*Exercise goal*. Output the data word for word, dropping every image.

*Extracted entries*.
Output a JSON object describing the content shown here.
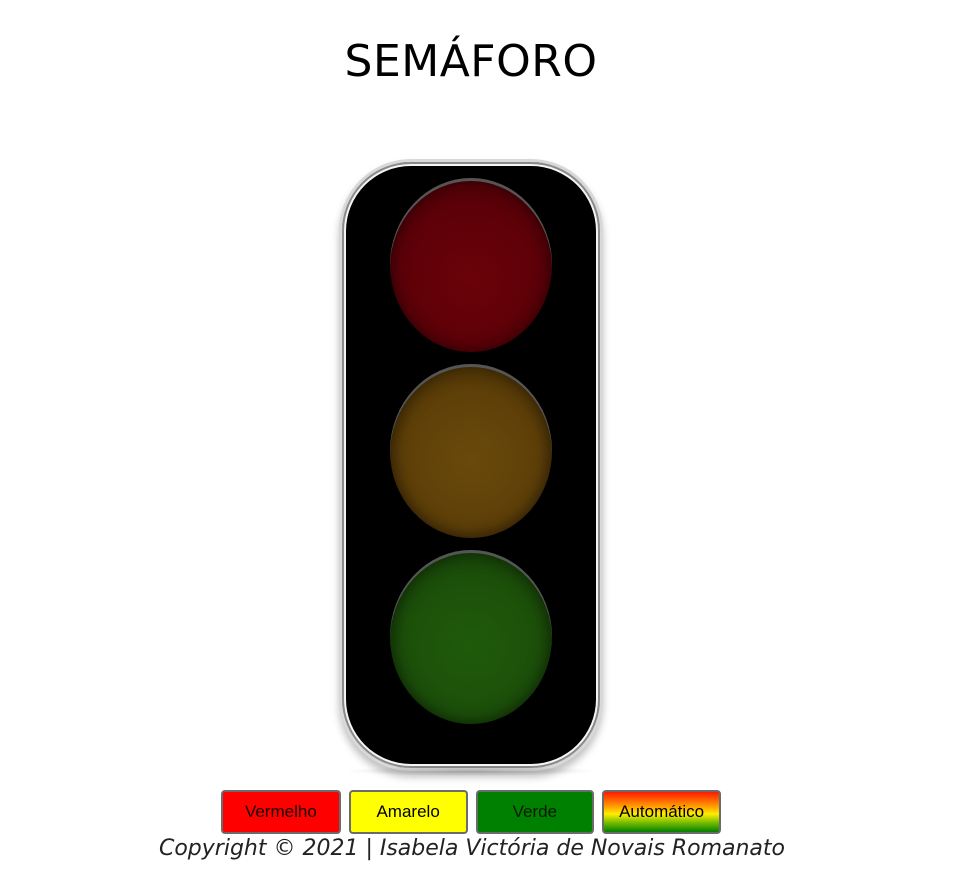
{
  "page": {
    "title": "SEMÁFORO"
  },
  "traffic_light": {
    "lamps": [
      {
        "name": "red",
        "color": "#5e0008",
        "state": "off"
      },
      {
        "name": "yellow",
        "color": "#5e3f08",
        "state": "off"
      },
      {
        "name": "green",
        "color": "#1c500a",
        "state": "off"
      }
    ]
  },
  "controls": {
    "red_label": "Vermelho",
    "yellow_label": "Amarelo",
    "green_label": "Verde",
    "auto_label": "Automático",
    "colors": {
      "red": "#ff0000",
      "yellow": "#ffff00",
      "green": "#008000"
    }
  },
  "footer": {
    "copyright": "Copyright © 2021 | Isabela Victória de Novais Romanato"
  }
}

*Complete response*.
Output a JSON object describing the content shown here.
{
  "page": {
    "title": "SEMÁFORO"
  },
  "traffic_light": {
    "lamps": [
      {
        "name": "red",
        "color": "#5e0008",
        "state": "off"
      },
      {
        "name": "yellow",
        "color": "#5e3f08",
        "state": "off"
      },
      {
        "name": "green",
        "color": "#1c500a",
        "state": "off"
      }
    ]
  },
  "controls": {
    "red_label": "Vermelho",
    "yellow_label": "Amarelo",
    "green_label": "Verde",
    "auto_label": "Automático",
    "colors": {
      "red": "#ff0000",
      "yellow": "#ffff00",
      "green": "#008000"
    }
  },
  "footer": {
    "copyright": "Copyright © 2021 | Isabela Victória de Novais Romanato"
  }
}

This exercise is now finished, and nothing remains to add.